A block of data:
____

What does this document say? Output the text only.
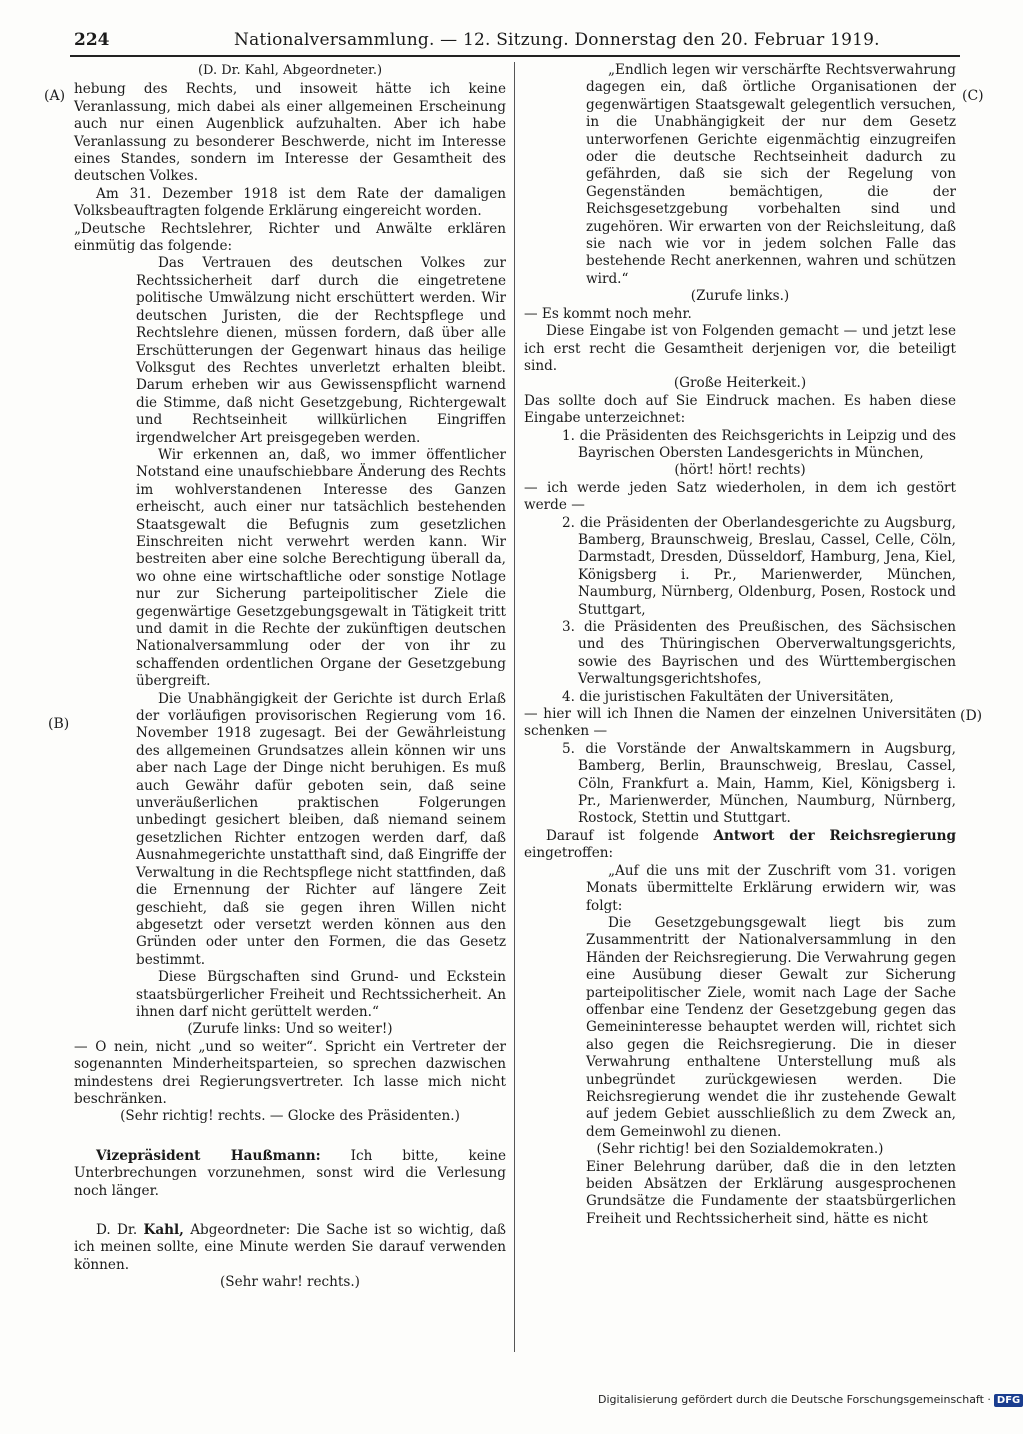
224	Nationalversammlung. — 12. Sitzung. Donnerstag den 20. Februar 1919.
(A)
(B)
(C)
(D)

(D. Dr. Kahl, Abgeordneter.)

hebung des Rechts, und insoweit hätte ich keine Veranlassung, mich dabei als einer allgemeinen Erscheinung auch nur einen Augenblick aufzuhalten. Aber ich habe Veranlassung zu besonderer Beschwerde, nicht im Interesse eines Standes, sondern im Interesse der Gesamtheit des deutschen Volkes.

Am 31. Dezember 1918 ist dem Rate der damaligen Volksbeauftragten folgende Erklärung eingereicht worden.

„Deutsche Rechtslehrer, Richter und Anwälte erklären einmütig das folgende:

Das Vertrauen des deutschen Volkes zur Rechtssicherheit darf durch die eingetretene politische Umwälzung nicht erschüttert werden. Wir deutschen Juristen, die der Rechtspflege und Rechtslehre dienen, müssen fordern, daß über alle Erschütterungen der Gegenwart hinaus das heilige Volksgut des Rechtes unverletzt erhalten bleibt. Darum erheben wir aus Gewissenspflicht warnend die Stimme, daß nicht Gesetzgebung, Richtergewalt und Rechtseinheit willkürlichen Eingriffen irgendwelcher Art preisgegeben werden.

Wir erkennen an, daß, wo immer öffentlicher Notstand eine unaufschiebbare Änderung des Rechts im wohlverstandenen Interesse des Ganzen erheischt, auch einer nur tatsächlich bestehenden Staatsgewalt die Befugnis zum gesetzlichen Einschreiten nicht verwehrt werden kann. Wir bestreiten aber eine solche Berechtigung überall da, wo ohne eine wirtschaftliche oder sonstige Notlage nur zur Sicherung parteipolitischer Ziele die gegenwärtige Gesetzgebungsgewalt in Tätigkeit tritt und damit in die Rechte der zukünftigen deutschen Nationalversammlung oder der von ihr zu schaffenden ordentlichen Organe der Gesetzgebung übergreift.

Die Unabhängigkeit der Gerichte ist durch Erlaß der vorläufigen provisorischen Regierung vom 16. November 1918 zugesagt. Bei der Gewährleistung des allgemeinen Grundsatzes allein können wir uns aber nach Lage der Dinge nicht beruhigen. Es muß auch Gewähr dafür geboten sein, daß seine unveräußerlichen praktischen Folgerungen unbedingt gesichert bleiben, daß niemand seinem gesetzlichen Richter entzogen werden darf, daß Ausnahmegerichte unstatthaft sind, daß Eingriffe der Verwaltung in die Rechtspflege nicht stattfinden, daß die Ernennung der Richter auf längere Zeit geschieht, daß sie gegen ihren Willen nicht abgesetzt oder versetzt werden können aus den Gründen oder unter den Formen, die das Gesetz bestimmt.

Diese Bürgschaften sind Grund- und Eckstein staatsbürgerlicher Freiheit und Rechtssicherheit. An ihnen darf nicht gerüttelt werden.“

(Zurufe links: Und so weiter!)

— O nein, nicht „und so weiter“. Spricht ein Vertreter der sogenannten Minderheitsparteien, so sprechen dazwischen mindestens drei Regierungsvertreter. Ich lasse mich nicht beschränken.

(Sehr richtig! rechts. — Glocke des Präsidenten.)

Vizepräsident Haußmann: Ich bitte, keine Unterbrechungen vorzunehmen, sonst wird die Verlesung noch länger.

D. Dr. Kahl, Abgeordneter: Die Sache ist so wichtig, daß ich meinen sollte, eine Minute werden Sie darauf verwenden können.

(Sehr wahr! rechts.)

„Endlich legen wir verschärfte Rechtsverwahrung dagegen ein, daß örtliche Organisationen der gegenwärtigen Staatsgewalt gelegentlich versuchen, in die Unabhängigkeit der nur dem Gesetz unterworfenen Gerichte eigenmächtig einzugreifen oder die deutsche Rechtseinheit dadurch zu gefährden, daß sie sich der Regelung von Gegenständen bemächtigen, die der Reichsgesetzgebung vorbehalten sind und zugehören. Wir erwarten von der Reichsleitung, daß sie nach wie vor in jedem solchen Falle das bestehende Recht anerkennen, wahren und schützen wird.“

(Zurufe links.)

— Es kommt noch mehr.

Diese Eingabe ist von Folgenden gemacht — und jetzt lese ich erst recht die Gesamtheit derjenigen vor, die beteiligt sind.

(Große Heiterkeit.)

Das sollte doch auf Sie Eindruck machen. Es haben diese Eingabe unterzeichnet:

1. die Präsidenten des Reichsgerichts in Leipzig und des Bayrischen Obersten Landesgerichts in München,

(hört! hört! rechts)

— ich werde jeden Satz wiederholen, in dem ich gestört werde —

2. die Präsidenten der Oberlandesgerichte zu Augsburg, Bamberg, Braunschweig, Breslau, Cassel, Celle, Cöln, Darmstadt, Dresden, Düsseldorf, Hamburg, Jena, Kiel, Königsberg i. Pr., Marienwerder, München, Naumburg, Nürnberg, Oldenburg, Posen, Rostock und Stuttgart,

3. die Präsidenten des Preußischen, des Sächsischen und des Thüringischen Oberverwaltungsgerichts, sowie des Bayrischen und des Württembergischen Verwaltungsgerichtshofes,

4. die juristischen Fakultäten der Universitäten,

— hier will ich Ihnen die Namen der einzelnen Universitäten schenken —

5. die Vorstände der Anwaltskammern in Augsburg, Bamberg, Berlin, Braunschweig, Breslau, Cassel, Cöln, Frankfurt a. Main, Hamm, Kiel, Königsberg i. Pr., Marienwerder, München, Naumburg, Nürnberg, Rostock, Stettin und Stuttgart.

Darauf ist folgende Antwort der Reichsregierung eingetroffen:

„Auf die uns mit der Zuschrift vom 31. vorigen Monats übermittelte Erklärung erwidern wir, was folgt:

Die Gesetzgebungsgewalt liegt bis zum Zusammentritt der Nationalversammlung in den Händen der Reichsregierung. Die Verwahrung gegen eine Ausübung dieser Gewalt zur Sicherung parteipolitischer Ziele, womit nach Lage der Sache offenbar eine Tendenz der Gesetzgebung gegen das Gemeininteresse behauptet werden will, richtet sich also gegen die Reichsregierung. Die in dieser Verwahrung enthaltene Unterstellung muß als unbegründet zurückgewiesen werden. Die Reichsregierung wendet die ihr zustehende Gewalt auf jedem Gebiet ausschließlich zu dem Zweck an, dem Gemeinwohl zu dienen.

(Sehr richtig! bei den Sozialdemokraten.)

Einer Belehrung darüber, daß die in den letzten beiden Absätzen der Erklärung ausgesprochenen Grundsätze die Fundamente der staatsbürgerlichen Freiheit und Rechtssicherheit sind, hätte es nicht

Digitalisierung gefördert durch die Deutsche Forschungsgemeinschaft · DFG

____

* **Written instruction**
Pick out all the lines with the word "Naumburg" in them and copy them.

* **Task output**
2. die Präsidenten der Oberlandesgerichte zu Augsburg, Bamberg, Braunschweig, Breslau, Cassel, Celle, Cöln, Darmstadt, Dresden, Düsseldorf, Hamburg, Jena, Kiel, Königsberg i. Pr., Marienwerder, München, Naumburg, Nürnberg, Oldenburg, Posen, Rostock und Stuttgart,
5. die Vorstände der Anwaltskammern in Augsburg, Bamberg, Berlin, Braunschweig, Breslau, Cassel, Cöln, Frankfurt a. Main, Hamm, Kiel, Königsberg i. Pr., Marienwerder, München, Naumburg, Nürnberg, Rostock, Stettin und Stuttgart.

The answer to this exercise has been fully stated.